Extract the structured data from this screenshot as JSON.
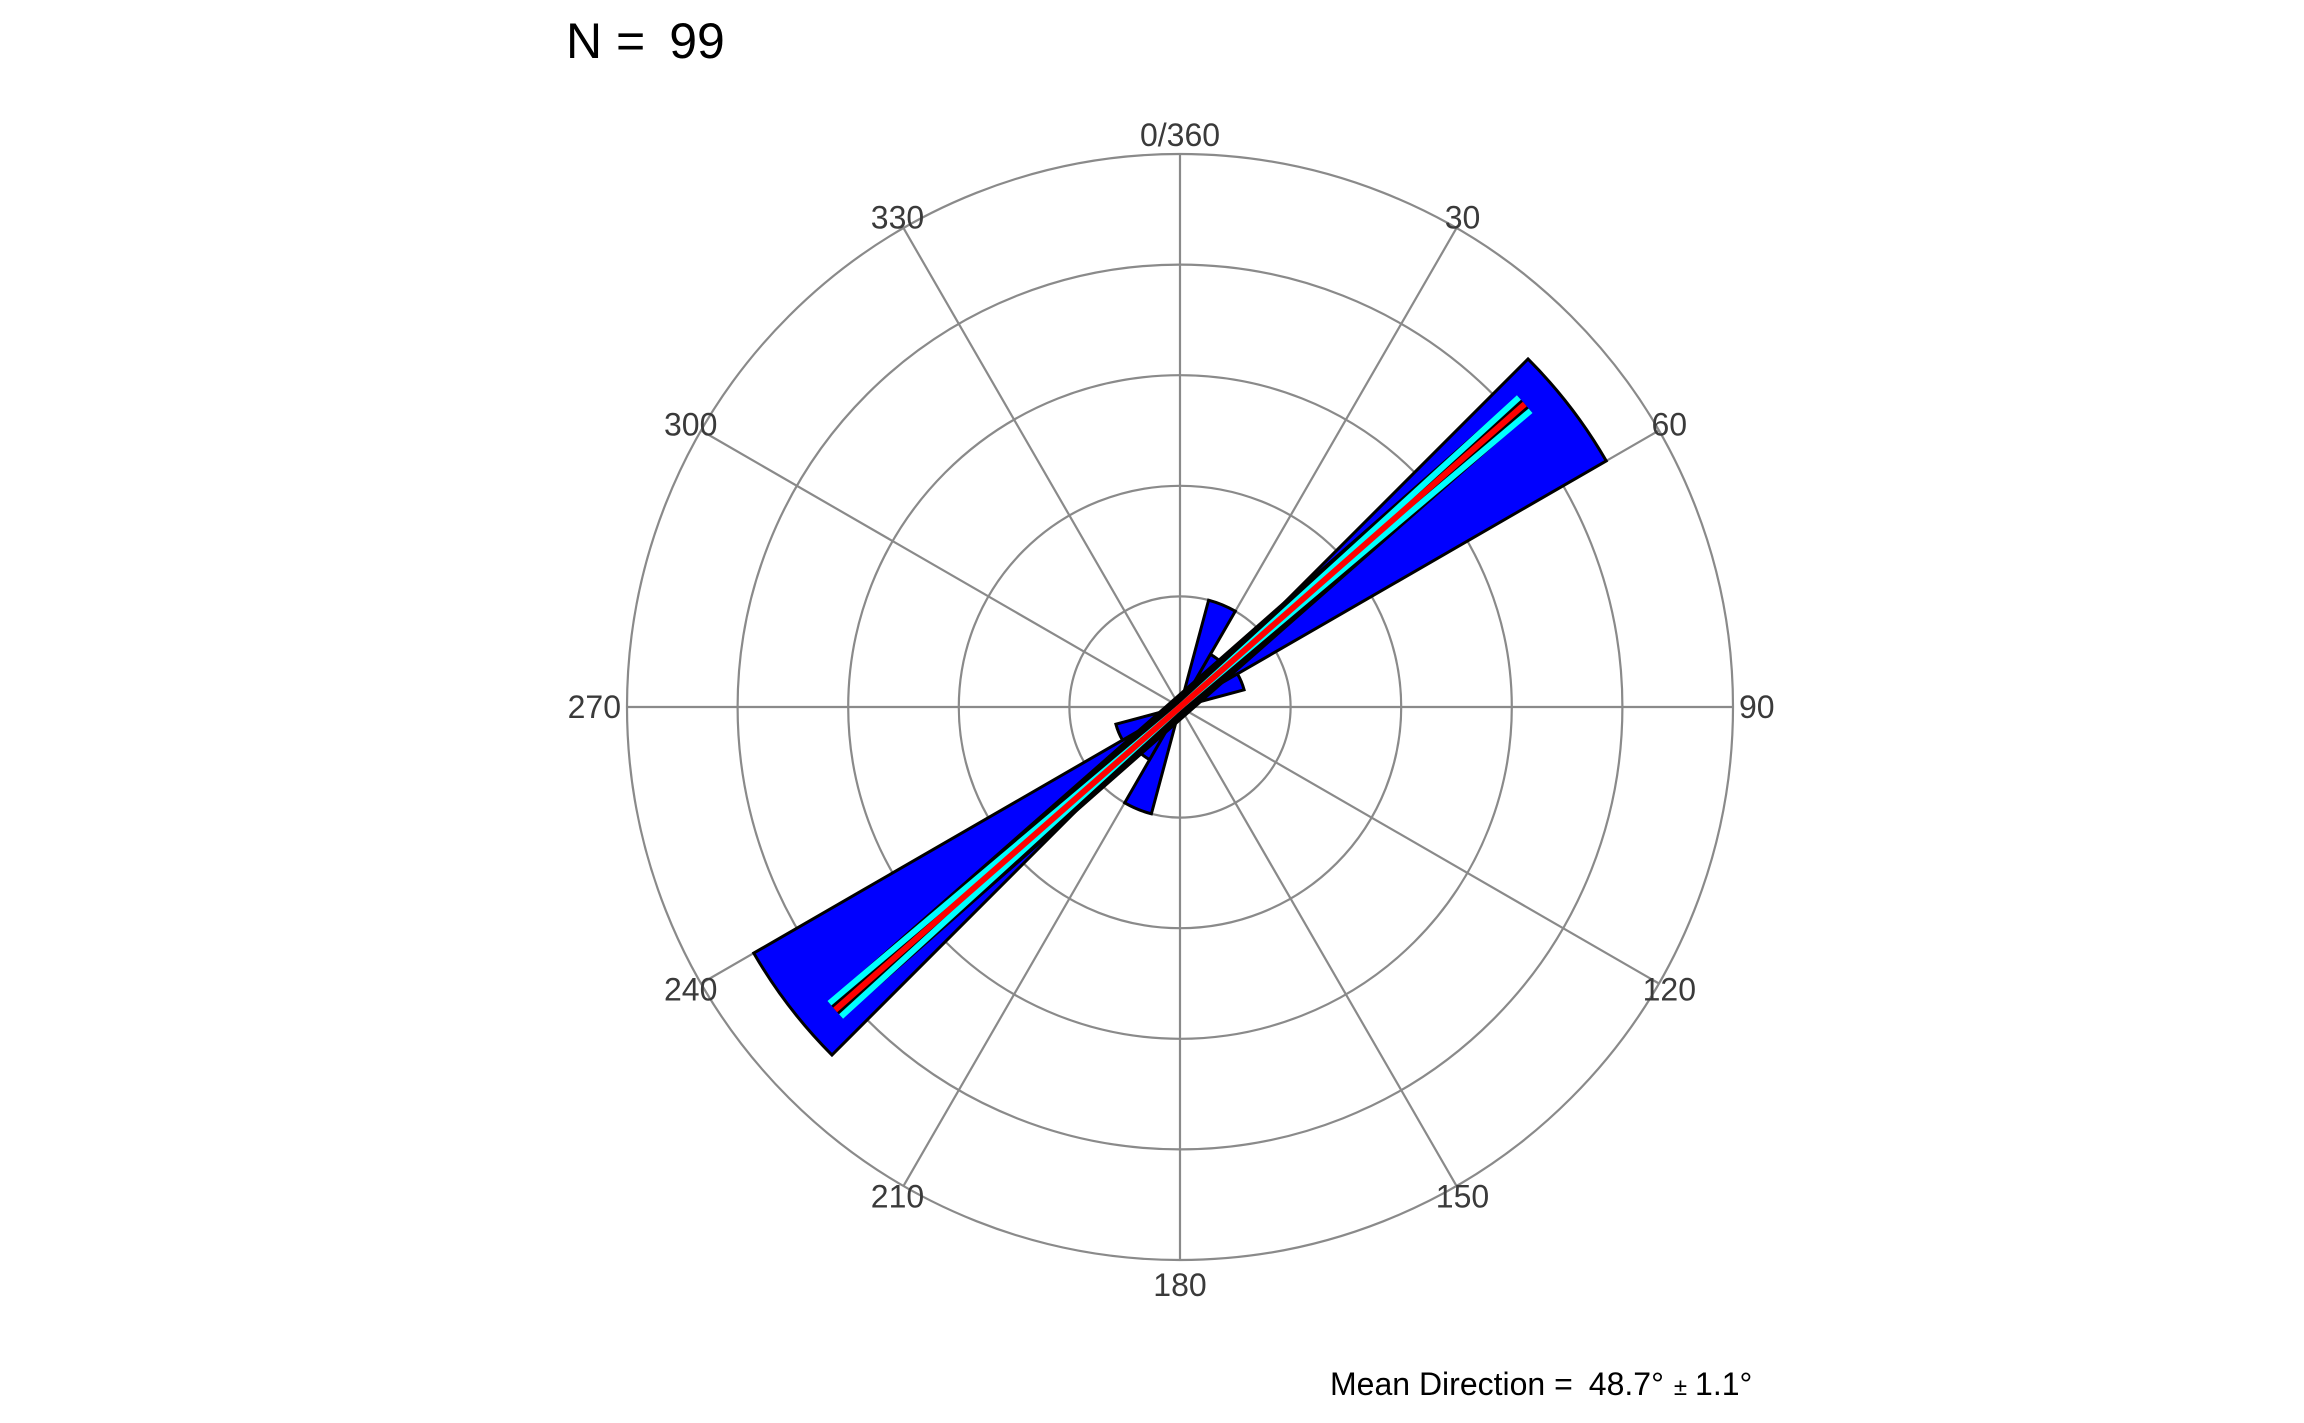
{
  "header": {
    "n_label": "N =",
    "n_value": "99"
  },
  "footer": {
    "mean_label": "Mean Direction =",
    "mean_value": "48.7°",
    "mean_pm": "±",
    "mean_error": "1.1°"
  },
  "chart_data": {
    "type": "rose",
    "title": "",
    "direction_tick_labels": [
      {
        "angle": 0,
        "label": "0/360"
      },
      {
        "angle": 30,
        "label": "30"
      },
      {
        "angle": 60,
        "label": "60"
      },
      {
        "angle": 90,
        "label": "90"
      },
      {
        "angle": 120,
        "label": "120"
      },
      {
        "angle": 150,
        "label": "150"
      },
      {
        "angle": 180,
        "label": "180"
      },
      {
        "angle": 210,
        "label": "210"
      },
      {
        "angle": 240,
        "label": "240"
      },
      {
        "angle": 270,
        "label": "270"
      },
      {
        "angle": 300,
        "label": "300"
      },
      {
        "angle": 330,
        "label": "330"
      }
    ],
    "radial_grid": [
      1,
      2,
      3,
      4,
      5
    ],
    "radial_max": 5,
    "bin_width_deg": 15,
    "axial": true,
    "bins": [
      {
        "start": 15,
        "end": 30,
        "value": 1.0
      },
      {
        "start": 30,
        "end": 45,
        "value": 0.55
      },
      {
        "start": 45,
        "end": 60,
        "value": 4.45
      },
      {
        "start": 60,
        "end": 75,
        "value": 0.6
      },
      {
        "start": 195,
        "end": 210,
        "value": 1.0
      },
      {
        "start": 210,
        "end": 225,
        "value": 0.55
      },
      {
        "start": 225,
        "end": 240,
        "value": 4.45
      },
      {
        "start": 240,
        "end": 255,
        "value": 0.6
      }
    ],
    "mean_direction": 48.7,
    "mean_error": 1.1,
    "n": 99,
    "colors": {
      "petal_fill": "#0000ff",
      "petal_stroke": "#000000",
      "mean_line": "#ff0000",
      "error_lines": "#00ffff",
      "grid": "#8a8a8a"
    }
  }
}
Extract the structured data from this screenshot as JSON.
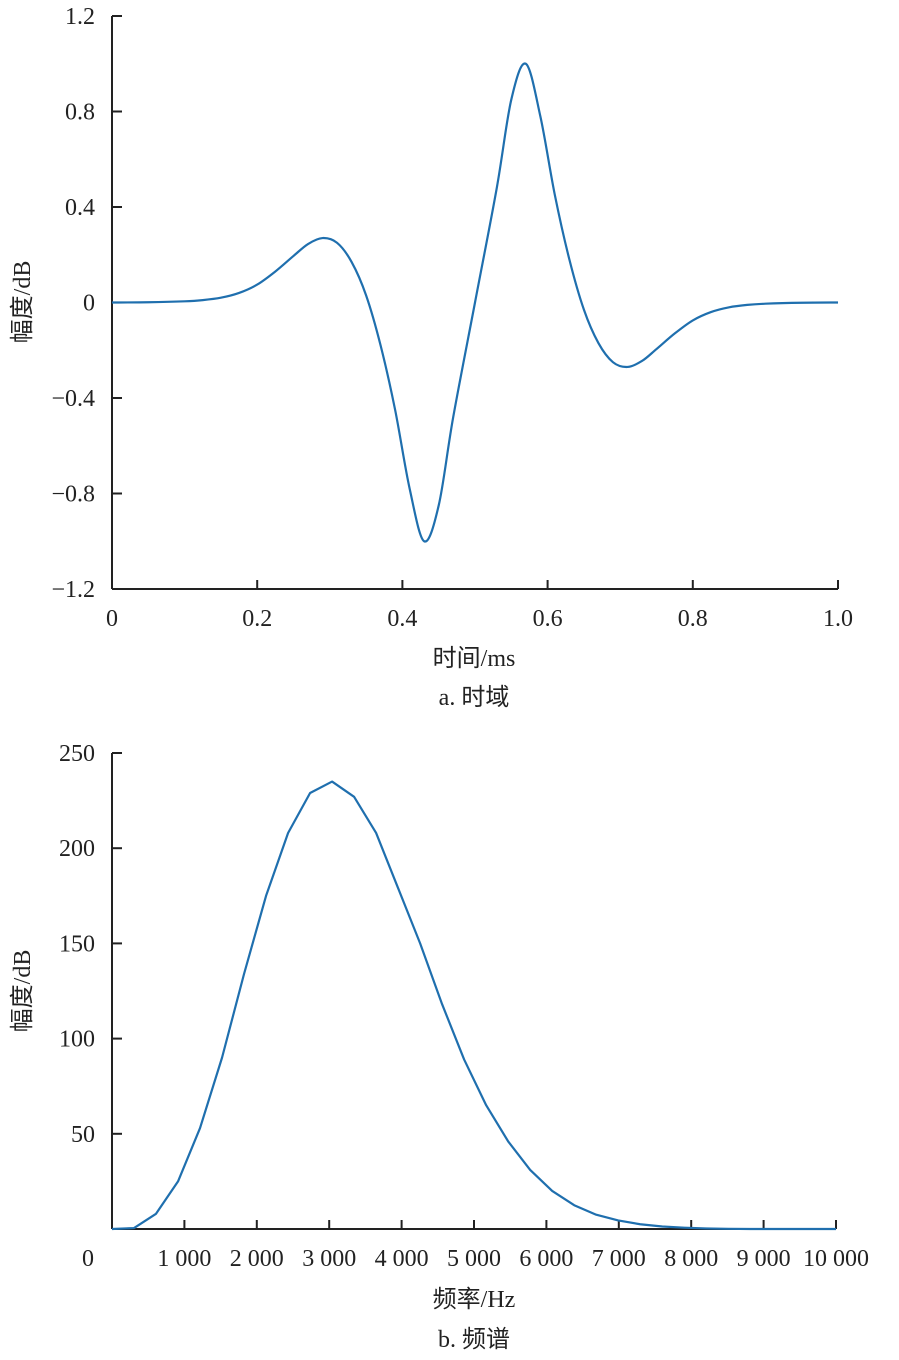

Objective
Give the data again exactly as written, with all pictures left out.

Answer to the task
Extract the structured data from this screenshot as JSON.
{
  "header": {
    "n_label": "N =",
    "n_value": "99"
  },
  "footer": {
    "mean_label": "Mean Direction =",
    "mean_value": "48.7°",
    "mean_pm": "±",
    "mean_error": "1.1°"
  },
  "chart_data": {
    "type": "rose",
    "title": "",
    "direction_tick_labels": [
      {
        "angle": 0,
        "label": "0/360"
      },
      {
        "angle": 30,
        "label": "30"
      },
      {
        "angle": 60,
        "label": "60"
      },
      {
        "angle": 90,
        "label": "90"
      },
      {
        "angle": 120,
        "label": "120"
      },
      {
        "angle": 150,
        "label": "150"
      },
      {
        "angle": 180,
        "label": "180"
      },
      {
        "angle": 210,
        "label": "210"
      },
      {
        "angle": 240,
        "label": "240"
      },
      {
        "angle": 270,
        "label": "270"
      },
      {
        "angle": 300,
        "label": "300"
      },
      {
        "angle": 330,
        "label": "330"
      }
    ],
    "radial_grid": [
      1,
      2,
      3,
      4,
      5
    ],
    "radial_max": 5,
    "bin_width_deg": 15,
    "axial": true,
    "bins": [
      {
        "start": 15,
        "end": 30,
        "value": 1.0
      },
      {
        "start": 30,
        "end": 45,
        "value": 0.55
      },
      {
        "start": 45,
        "end": 60,
        "value": 4.45
      },
      {
        "start": 60,
        "end": 75,
        "value": 0.6
      },
      {
        "start": 195,
        "end": 210,
        "value": 1.0
      },
      {
        "start": 210,
        "end": 225,
        "value": 0.55
      },
      {
        "start": 225,
        "end": 240,
        "value": 4.45
      },
      {
        "start": 240,
        "end": 255,
        "value": 0.6
      }
    ],
    "mean_direction": 48.7,
    "mean_error": 1.1,
    "n": 99,
    "colors": {
      "petal_fill": "#0000ff",
      "petal_stroke": "#000000",
      "mean_line": "#ff0000",
      "error_lines": "#00ffff",
      "grid": "#8a8a8a"
    }
  }
}
Extract the structured data from this screenshot as JSON.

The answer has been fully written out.